BRIEF: Write out all of the entries exactly, please.

RECORD SET:
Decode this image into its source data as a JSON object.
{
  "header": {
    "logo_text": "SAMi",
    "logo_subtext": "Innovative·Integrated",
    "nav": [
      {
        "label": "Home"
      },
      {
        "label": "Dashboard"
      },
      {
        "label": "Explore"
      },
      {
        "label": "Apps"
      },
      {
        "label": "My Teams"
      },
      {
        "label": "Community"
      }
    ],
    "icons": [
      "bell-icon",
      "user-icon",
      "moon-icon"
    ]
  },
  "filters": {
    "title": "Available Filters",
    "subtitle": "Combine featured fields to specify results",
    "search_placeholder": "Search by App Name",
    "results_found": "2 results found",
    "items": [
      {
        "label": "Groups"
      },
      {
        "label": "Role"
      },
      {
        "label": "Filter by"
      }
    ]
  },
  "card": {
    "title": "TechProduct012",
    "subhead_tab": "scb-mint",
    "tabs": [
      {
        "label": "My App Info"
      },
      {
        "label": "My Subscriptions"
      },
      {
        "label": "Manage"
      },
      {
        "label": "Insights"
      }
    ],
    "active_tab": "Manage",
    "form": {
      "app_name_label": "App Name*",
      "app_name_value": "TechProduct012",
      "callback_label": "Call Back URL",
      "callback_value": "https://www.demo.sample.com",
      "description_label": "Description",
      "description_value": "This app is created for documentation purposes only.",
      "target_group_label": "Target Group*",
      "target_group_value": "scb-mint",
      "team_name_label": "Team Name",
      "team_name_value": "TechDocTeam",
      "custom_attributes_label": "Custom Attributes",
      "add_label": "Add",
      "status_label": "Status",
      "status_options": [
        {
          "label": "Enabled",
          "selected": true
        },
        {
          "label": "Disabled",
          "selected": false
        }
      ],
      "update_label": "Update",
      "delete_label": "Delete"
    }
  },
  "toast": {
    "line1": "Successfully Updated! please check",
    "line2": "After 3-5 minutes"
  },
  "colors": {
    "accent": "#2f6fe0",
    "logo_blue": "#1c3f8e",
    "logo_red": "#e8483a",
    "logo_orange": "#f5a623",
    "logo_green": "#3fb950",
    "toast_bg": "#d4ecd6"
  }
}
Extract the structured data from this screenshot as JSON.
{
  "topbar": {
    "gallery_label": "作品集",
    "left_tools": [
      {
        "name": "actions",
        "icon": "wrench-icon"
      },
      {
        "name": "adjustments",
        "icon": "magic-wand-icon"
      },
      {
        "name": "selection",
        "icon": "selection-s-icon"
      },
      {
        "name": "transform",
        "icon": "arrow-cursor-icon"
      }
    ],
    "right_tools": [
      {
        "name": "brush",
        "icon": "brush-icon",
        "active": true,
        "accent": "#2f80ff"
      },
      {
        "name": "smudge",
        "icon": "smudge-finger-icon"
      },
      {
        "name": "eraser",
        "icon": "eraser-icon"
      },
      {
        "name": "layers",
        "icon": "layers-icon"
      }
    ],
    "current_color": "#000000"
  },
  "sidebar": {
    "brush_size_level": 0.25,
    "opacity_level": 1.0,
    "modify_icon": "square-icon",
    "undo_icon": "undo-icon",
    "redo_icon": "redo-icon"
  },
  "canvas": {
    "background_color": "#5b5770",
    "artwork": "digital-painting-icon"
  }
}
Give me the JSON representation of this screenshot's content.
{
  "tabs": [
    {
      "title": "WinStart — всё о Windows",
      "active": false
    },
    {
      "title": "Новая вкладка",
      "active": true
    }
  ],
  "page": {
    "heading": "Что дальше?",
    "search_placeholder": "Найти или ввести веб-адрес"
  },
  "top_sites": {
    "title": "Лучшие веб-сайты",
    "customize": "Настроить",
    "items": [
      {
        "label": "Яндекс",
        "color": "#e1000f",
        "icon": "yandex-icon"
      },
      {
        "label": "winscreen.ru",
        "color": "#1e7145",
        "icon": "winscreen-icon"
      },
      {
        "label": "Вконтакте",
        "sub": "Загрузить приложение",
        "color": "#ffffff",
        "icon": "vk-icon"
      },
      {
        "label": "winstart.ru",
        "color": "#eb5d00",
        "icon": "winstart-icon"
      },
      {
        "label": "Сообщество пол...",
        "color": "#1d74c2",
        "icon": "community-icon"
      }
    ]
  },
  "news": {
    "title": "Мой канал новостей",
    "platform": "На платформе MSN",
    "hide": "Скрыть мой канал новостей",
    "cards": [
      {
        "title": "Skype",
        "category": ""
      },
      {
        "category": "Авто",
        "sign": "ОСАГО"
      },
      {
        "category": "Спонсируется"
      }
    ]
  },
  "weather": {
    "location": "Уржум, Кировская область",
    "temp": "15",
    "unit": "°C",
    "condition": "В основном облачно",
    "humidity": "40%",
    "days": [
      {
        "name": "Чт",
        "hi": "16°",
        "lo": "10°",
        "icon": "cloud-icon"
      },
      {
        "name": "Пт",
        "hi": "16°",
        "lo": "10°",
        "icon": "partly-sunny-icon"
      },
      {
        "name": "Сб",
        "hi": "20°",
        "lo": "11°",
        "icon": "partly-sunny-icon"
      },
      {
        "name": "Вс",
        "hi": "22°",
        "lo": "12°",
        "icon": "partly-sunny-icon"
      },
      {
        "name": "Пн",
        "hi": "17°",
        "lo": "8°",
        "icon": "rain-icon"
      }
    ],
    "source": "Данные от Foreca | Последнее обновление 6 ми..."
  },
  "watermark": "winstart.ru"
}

TASK ANSWER:
Decode this image into its source data as a JSON object.
{
  "header": {
    "logo_text": "SAMi",
    "logo_subtext": "Innovative·Integrated",
    "nav": [
      {
        "label": "Home"
      },
      {
        "label": "Dashboard"
      },
      {
        "label": "Explore"
      },
      {
        "label": "Apps"
      },
      {
        "label": "My Teams"
      },
      {
        "label": "Community"
      }
    ],
    "icons": [
      "bell-icon",
      "user-icon",
      "moon-icon"
    ]
  },
  "filters": {
    "title": "Available Filters",
    "subtitle": "Combine featured fields to specify results",
    "search_placeholder": "Search by App Name",
    "results_found": "2 results found",
    "items": [
      {
        "label": "Groups"
      },
      {
        "label": "Role"
      },
      {
        "label": "Filter by"
      }
    ]
  },
  "card": {
    "title": "TechProduct012",
    "subhead_tab": "scb-mint",
    "tabs": [
      {
        "label": "My App Info"
      },
      {
        "label": "My Subscriptions"
      },
      {
        "label": "Manage"
      },
      {
        "label": "Insights"
      }
    ],
    "active_tab": "Manage",
    "form": {
      "app_name_label": "App Name*",
      "app_name_value": "TechProduct012",
      "callback_label": "Call Back URL",
      "callback_value": "https://www.demo.sample.com",
      "description_label": "Description",
      "description_value": "This app is created for documentation purposes only.",
      "target_group_label": "Target Group*",
      "target_group_value": "scb-mint",
      "team_name_label": "Team Name",
      "team_name_value": "TechDocTeam",
      "custom_attributes_label": "Custom Attributes",
      "add_label": "Add",
      "status_label": "Status",
      "status_options": [
        {
          "label": "Enabled",
          "selected": true
        },
        {
          "label": "Disabled",
          "selected": false
        }
      ],
      "update_label": "Update",
      "delete_label": "Delete"
    }
  },
  "toast": {
    "line1": "Successfully Updated! please check",
    "line2": "After 3-5 minutes"
  },
  "colors": {
    "accent": "#2f6fe0",
    "logo_blue": "#1c3f8e",
    "logo_red": "#e8483a",
    "logo_orange": "#f5a623",
    "logo_green": "#3fb950",
    "toast_bg": "#d4ecd6"
  }
}
Extract the structured data from this screenshot as JSON.
{
  "topbar": {
    "gallery_label": "作品集",
    "left_tools": [
      {
        "name": "actions",
        "icon": "wrench-icon"
      },
      {
        "name": "adjustments",
        "icon": "magic-wand-icon"
      },
      {
        "name": "selection",
        "icon": "selection-s-icon"
      },
      {
        "name": "transform",
        "icon": "arrow-cursor-icon"
      }
    ],
    "right_tools": [
      {
        "name": "brush",
        "icon": "brush-icon",
        "active": true,
        "accent": "#2f80ff"
      },
      {
        "name": "smudge",
        "icon": "smudge-finger-icon"
      },
      {
        "name": "eraser",
        "icon": "eraser-icon"
      },
      {
        "name": "layers",
        "icon": "layers-icon"
      }
    ],
    "current_color": "#000000"
  },
  "sidebar": {
    "brush_size_level": 0.25,
    "opacity_level": 1.0,
    "modify_icon": "square-icon",
    "undo_icon": "undo-icon",
    "redo_icon": "redo-icon"
  },
  "canvas": {
    "background_color": "#5b5770",
    "artwork": "digital-painting-icon"
  }
}
Give me the JSON representation of this screenshot's content.
{
  "tabs": [
    {
      "title": "WinStart — всё о Windows",
      "active": false
    },
    {
      "title": "Новая вкладка",
      "active": true
    }
  ],
  "page": {
    "heading": "Что дальше?",
    "search_placeholder": "Найти или ввести веб-адрес"
  },
  "top_sites": {
    "title": "Лучшие веб-сайты",
    "customize": "Настроить",
    "items": [
      {
        "label": "Яндекс",
        "color": "#e1000f",
        "icon": "yandex-icon"
      },
      {
        "label": "winscreen.ru",
        "color": "#1e7145",
        "icon": "winscreen-icon"
      },
      {
        "label": "Вконтакте",
        "sub": "Загрузить приложение",
        "color": "#ffffff",
        "icon": "vk-icon"
      },
      {
        "label": "winstart.ru",
        "color": "#eb5d00",
        "icon": "winstart-icon"
      },
      {
        "label": "Сообщество пол...",
        "color": "#1d74c2",
        "icon": "community-icon"
      }
    ]
  },
  "news": {
    "title": "Мой канал новостей",
    "platform": "На платформе MSN",
    "hide": "Скрыть мой канал новостей",
    "cards": [
      {
        "title": "Skype",
        "category": ""
      },
      {
        "category": "Авто",
        "sign": "ОСАГО"
      },
      {
        "category": "Спонсируется"
      }
    ]
  },
  "weather": {
    "location": "Уржум, Кировская область",
    "temp": "15",
    "unit": "°C",
    "condition": "В основном облачно",
    "humidity": "40%",
    "days": [
      {
        "name": "Чт",
        "hi": "16°",
        "lo": "10°",
        "icon": "cloud-icon"
      },
      {
        "name": "Пт",
        "hi": "16°",
        "lo": "10°",
        "icon": "partly-sunny-icon"
      },
      {
        "name": "Сб",
        "hi": "20°",
        "lo": "11°",
        "icon": "partly-sunny-icon"
      },
      {
        "name": "Вс",
        "hi": "22°",
        "lo": "12°",
        "icon": "partly-sunny-icon"
      },
      {
        "name": "Пн",
        "hi": "17°",
        "lo": "8°",
        "icon": "rain-icon"
      }
    ],
    "source": "Данные от Foreca | Последнее обновление 6 ми..."
  },
  "watermark": "winstart.ru"
}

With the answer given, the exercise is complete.